Your instructions. Reproduce each record below exactly as written.

[begin Provided data]

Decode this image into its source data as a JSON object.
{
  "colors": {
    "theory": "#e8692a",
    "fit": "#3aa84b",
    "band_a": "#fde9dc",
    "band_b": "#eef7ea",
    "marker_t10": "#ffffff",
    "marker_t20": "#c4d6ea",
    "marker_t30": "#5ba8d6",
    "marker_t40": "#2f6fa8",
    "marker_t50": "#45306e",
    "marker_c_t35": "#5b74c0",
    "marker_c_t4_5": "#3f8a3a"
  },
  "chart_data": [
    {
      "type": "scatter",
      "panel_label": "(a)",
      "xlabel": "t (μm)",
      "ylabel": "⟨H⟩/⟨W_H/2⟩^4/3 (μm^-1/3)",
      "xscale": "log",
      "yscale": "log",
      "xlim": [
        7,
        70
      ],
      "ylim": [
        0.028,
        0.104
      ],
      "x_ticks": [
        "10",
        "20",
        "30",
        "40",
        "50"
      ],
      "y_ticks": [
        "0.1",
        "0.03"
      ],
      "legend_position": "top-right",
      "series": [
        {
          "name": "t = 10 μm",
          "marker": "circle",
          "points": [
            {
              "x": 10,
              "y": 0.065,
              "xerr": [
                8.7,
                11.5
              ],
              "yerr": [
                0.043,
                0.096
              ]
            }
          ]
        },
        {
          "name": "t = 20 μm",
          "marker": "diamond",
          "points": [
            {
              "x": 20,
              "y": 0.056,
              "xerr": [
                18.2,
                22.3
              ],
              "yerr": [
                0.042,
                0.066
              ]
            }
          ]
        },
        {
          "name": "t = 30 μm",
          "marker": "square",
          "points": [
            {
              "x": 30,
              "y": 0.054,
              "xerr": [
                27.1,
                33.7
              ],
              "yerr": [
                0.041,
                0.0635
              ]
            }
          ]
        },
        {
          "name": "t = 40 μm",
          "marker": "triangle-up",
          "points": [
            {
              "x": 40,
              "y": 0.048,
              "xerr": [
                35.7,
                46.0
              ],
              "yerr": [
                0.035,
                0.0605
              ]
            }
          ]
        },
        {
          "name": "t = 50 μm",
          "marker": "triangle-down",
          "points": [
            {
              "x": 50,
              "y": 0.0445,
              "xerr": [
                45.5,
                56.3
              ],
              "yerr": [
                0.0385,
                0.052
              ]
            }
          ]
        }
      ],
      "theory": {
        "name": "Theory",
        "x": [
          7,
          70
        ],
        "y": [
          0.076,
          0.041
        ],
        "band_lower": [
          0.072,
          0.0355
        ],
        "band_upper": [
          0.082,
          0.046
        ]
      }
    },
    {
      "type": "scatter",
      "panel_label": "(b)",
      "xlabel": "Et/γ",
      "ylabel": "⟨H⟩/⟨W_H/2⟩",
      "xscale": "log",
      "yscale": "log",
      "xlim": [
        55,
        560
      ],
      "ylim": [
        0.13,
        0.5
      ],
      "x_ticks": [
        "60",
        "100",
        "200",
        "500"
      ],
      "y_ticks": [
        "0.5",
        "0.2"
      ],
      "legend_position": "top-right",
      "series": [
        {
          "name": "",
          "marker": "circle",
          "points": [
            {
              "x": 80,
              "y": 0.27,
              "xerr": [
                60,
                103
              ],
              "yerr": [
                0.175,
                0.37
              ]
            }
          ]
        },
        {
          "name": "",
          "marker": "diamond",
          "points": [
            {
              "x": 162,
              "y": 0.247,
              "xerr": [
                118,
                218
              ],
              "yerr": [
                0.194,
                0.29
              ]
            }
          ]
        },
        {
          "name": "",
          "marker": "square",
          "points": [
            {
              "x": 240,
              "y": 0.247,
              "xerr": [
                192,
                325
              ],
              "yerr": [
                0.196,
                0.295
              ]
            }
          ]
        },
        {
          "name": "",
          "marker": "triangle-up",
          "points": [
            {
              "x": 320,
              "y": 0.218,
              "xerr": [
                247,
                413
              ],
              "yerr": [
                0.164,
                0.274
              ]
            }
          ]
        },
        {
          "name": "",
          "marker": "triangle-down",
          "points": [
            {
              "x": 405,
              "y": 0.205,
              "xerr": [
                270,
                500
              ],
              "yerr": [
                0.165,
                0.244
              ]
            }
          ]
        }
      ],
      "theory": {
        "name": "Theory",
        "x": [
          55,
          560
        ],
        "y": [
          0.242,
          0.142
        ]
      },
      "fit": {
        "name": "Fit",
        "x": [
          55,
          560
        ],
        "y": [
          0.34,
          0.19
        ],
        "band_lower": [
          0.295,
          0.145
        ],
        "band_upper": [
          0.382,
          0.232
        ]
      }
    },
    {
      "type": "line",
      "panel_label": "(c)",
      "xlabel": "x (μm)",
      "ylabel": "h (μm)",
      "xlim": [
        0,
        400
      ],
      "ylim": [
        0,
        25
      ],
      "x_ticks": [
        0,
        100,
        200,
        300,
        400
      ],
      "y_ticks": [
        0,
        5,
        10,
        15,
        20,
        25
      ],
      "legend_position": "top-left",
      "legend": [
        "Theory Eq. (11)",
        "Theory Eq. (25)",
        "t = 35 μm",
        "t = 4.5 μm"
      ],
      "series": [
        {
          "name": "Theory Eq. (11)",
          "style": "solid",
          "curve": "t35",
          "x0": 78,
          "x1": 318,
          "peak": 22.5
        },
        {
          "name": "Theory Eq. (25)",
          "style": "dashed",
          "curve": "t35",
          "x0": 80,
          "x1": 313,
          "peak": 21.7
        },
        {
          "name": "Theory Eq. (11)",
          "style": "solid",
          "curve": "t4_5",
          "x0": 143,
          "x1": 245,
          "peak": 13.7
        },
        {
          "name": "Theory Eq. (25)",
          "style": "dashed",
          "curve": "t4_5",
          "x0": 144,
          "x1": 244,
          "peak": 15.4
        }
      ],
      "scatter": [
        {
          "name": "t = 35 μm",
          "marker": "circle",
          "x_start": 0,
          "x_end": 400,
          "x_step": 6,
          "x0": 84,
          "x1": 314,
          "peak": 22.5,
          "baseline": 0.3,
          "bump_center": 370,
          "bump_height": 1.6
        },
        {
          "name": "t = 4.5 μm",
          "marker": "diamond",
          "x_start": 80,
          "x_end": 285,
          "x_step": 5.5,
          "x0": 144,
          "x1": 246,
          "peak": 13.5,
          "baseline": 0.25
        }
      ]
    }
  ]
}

[end Provided data]

Worked answer.
Decode this image into its source data as a JSON object.
{
  "colors": {
    "theory": "#e8692a",
    "fit": "#3aa84b",
    "band_a": "#fde9dc",
    "band_b": "#eef7ea",
    "marker_t10": "#ffffff",
    "marker_t20": "#c4d6ea",
    "marker_t30": "#5ba8d6",
    "marker_t40": "#2f6fa8",
    "marker_t50": "#45306e",
    "marker_c_t35": "#5b74c0",
    "marker_c_t4_5": "#3f8a3a"
  },
  "chart_data": [
    {
      "type": "scatter",
      "panel_label": "(a)",
      "xlabel": "t (μm)",
      "ylabel": "⟨H⟩/⟨W_H/2⟩^4/3 (μm^-1/3)",
      "xscale": "log",
      "yscale": "log",
      "xlim": [
        7,
        70
      ],
      "ylim": [
        0.028,
        0.104
      ],
      "x_ticks": [
        "10",
        "20",
        "30",
        "40",
        "50"
      ],
      "y_ticks": [
        "0.1",
        "0.03"
      ],
      "legend_position": "top-right",
      "series": [
        {
          "name": "t = 10 μm",
          "marker": "circle",
          "points": [
            {
              "x": 10,
              "y": 0.065,
              "xerr": [
                8.7,
                11.5
              ],
              "yerr": [
                0.043,
                0.096
              ]
            }
          ]
        },
        {
          "name": "t = 20 μm",
          "marker": "diamond",
          "points": [
            {
              "x": 20,
              "y": 0.056,
              "xerr": [
                18.2,
                22.3
              ],
              "yerr": [
                0.042,
                0.066
              ]
            }
          ]
        },
        {
          "name": "t = 30 μm",
          "marker": "square",
          "points": [
            {
              "x": 30,
              "y": 0.054,
              "xerr": [
                27.1,
                33.7
              ],
              "yerr": [
                0.041,
                0.0635
              ]
            }
          ]
        },
        {
          "name": "t = 40 μm",
          "marker": "triangle-up",
          "points": [
            {
              "x": 40,
              "y": 0.048,
              "xerr": [
                35.7,
                46.0
              ],
              "yerr": [
                0.035,
                0.0605
              ]
            }
          ]
        },
        {
          "name": "t = 50 μm",
          "marker": "triangle-down",
          "points": [
            {
              "x": 50,
              "y": 0.0445,
              "xerr": [
                45.5,
                56.3
              ],
              "yerr": [
                0.0385,
                0.052
              ]
            }
          ]
        }
      ],
      "theory": {
        "name": "Theory",
        "x": [
          7,
          70
        ],
        "y": [
          0.076,
          0.041
        ],
        "band_lower": [
          0.072,
          0.0355
        ],
        "band_upper": [
          0.082,
          0.046
        ]
      }
    },
    {
      "type": "scatter",
      "panel_label": "(b)",
      "xlabel": "Et/γ",
      "ylabel": "⟨H⟩/⟨W_H/2⟩",
      "xscale": "log",
      "yscale": "log",
      "xlim": [
        55,
        560
      ],
      "ylim": [
        0.13,
        0.5
      ],
      "x_ticks": [
        "60",
        "100",
        "200",
        "500"
      ],
      "y_ticks": [
        "0.5",
        "0.2"
      ],
      "legend_position": "top-right",
      "series": [
        {
          "name": "",
          "marker": "circle",
          "points": [
            {
              "x": 80,
              "y": 0.27,
              "xerr": [
                60,
                103
              ],
              "yerr": [
                0.175,
                0.37
              ]
            }
          ]
        },
        {
          "name": "",
          "marker": "diamond",
          "points": [
            {
              "x": 162,
              "y": 0.247,
              "xerr": [
                118,
                218
              ],
              "yerr": [
                0.194,
                0.29
              ]
            }
          ]
        },
        {
          "name": "",
          "marker": "square",
          "points": [
            {
              "x": 240,
              "y": 0.247,
              "xerr": [
                192,
                325
              ],
              "yerr": [
                0.196,
                0.295
              ]
            }
          ]
        },
        {
          "name": "",
          "marker": "triangle-up",
          "points": [
            {
              "x": 320,
              "y": 0.218,
              "xerr": [
                247,
                413
              ],
              "yerr": [
                0.164,
                0.274
              ]
            }
          ]
        },
        {
          "name": "",
          "marker": "triangle-down",
          "points": [
            {
              "x": 405,
              "y": 0.205,
              "xerr": [
                270,
                500
              ],
              "yerr": [
                0.165,
                0.244
              ]
            }
          ]
        }
      ],
      "theory": {
        "name": "Theory",
        "x": [
          55,
          560
        ],
        "y": [
          0.242,
          0.142
        ]
      },
      "fit": {
        "name": "Fit",
        "x": [
          55,
          560
        ],
        "y": [
          0.34,
          0.19
        ],
        "band_lower": [
          0.295,
          0.145
        ],
        "band_upper": [
          0.382,
          0.232
        ]
      }
    },
    {
      "type": "line",
      "panel_label": "(c)",
      "xlabel": "x (μm)",
      "ylabel": "h (μm)",
      "xlim": [
        0,
        400
      ],
      "ylim": [
        0,
        25
      ],
      "x_ticks": [
        0,
        100,
        200,
        300,
        400
      ],
      "y_ticks": [
        0,
        5,
        10,
        15,
        20,
        25
      ],
      "legend_position": "top-left",
      "legend": [
        "Theory Eq. (11)",
        "Theory Eq. (25)",
        "t = 35 μm",
        "t = 4.5 μm"
      ],
      "series": [
        {
          "name": "Theory Eq. (11)",
          "style": "solid",
          "curve": "t35",
          "x0": 78,
          "x1": 318,
          "peak": 22.5
        },
        {
          "name": "Theory Eq. (25)",
          "style": "dashed",
          "curve": "t35",
          "x0": 80,
          "x1": 313,
          "peak": 21.7
        },
        {
          "name": "Theory Eq. (11)",
          "style": "solid",
          "curve": "t4_5",
          "x0": 143,
          "x1": 245,
          "peak": 13.7
        },
        {
          "name": "Theory Eq. (25)",
          "style": "dashed",
          "curve": "t4_5",
          "x0": 144,
          "x1": 244,
          "peak": 15.4
        }
      ],
      "scatter": [
        {
          "name": "t = 35 μm",
          "marker": "circle",
          "x_start": 0,
          "x_end": 400,
          "x_step": 6,
          "x0": 84,
          "x1": 314,
          "peak": 22.5,
          "baseline": 0.3,
          "bump_center": 370,
          "bump_height": 1.6
        },
        {
          "name": "t = 4.5 μm",
          "marker": "diamond",
          "x_start": 80,
          "x_end": 285,
          "x_step": 5.5,
          "x0": 144,
          "x1": 246,
          "peak": 13.5,
          "baseline": 0.25
        }
      ]
    }
  ]
}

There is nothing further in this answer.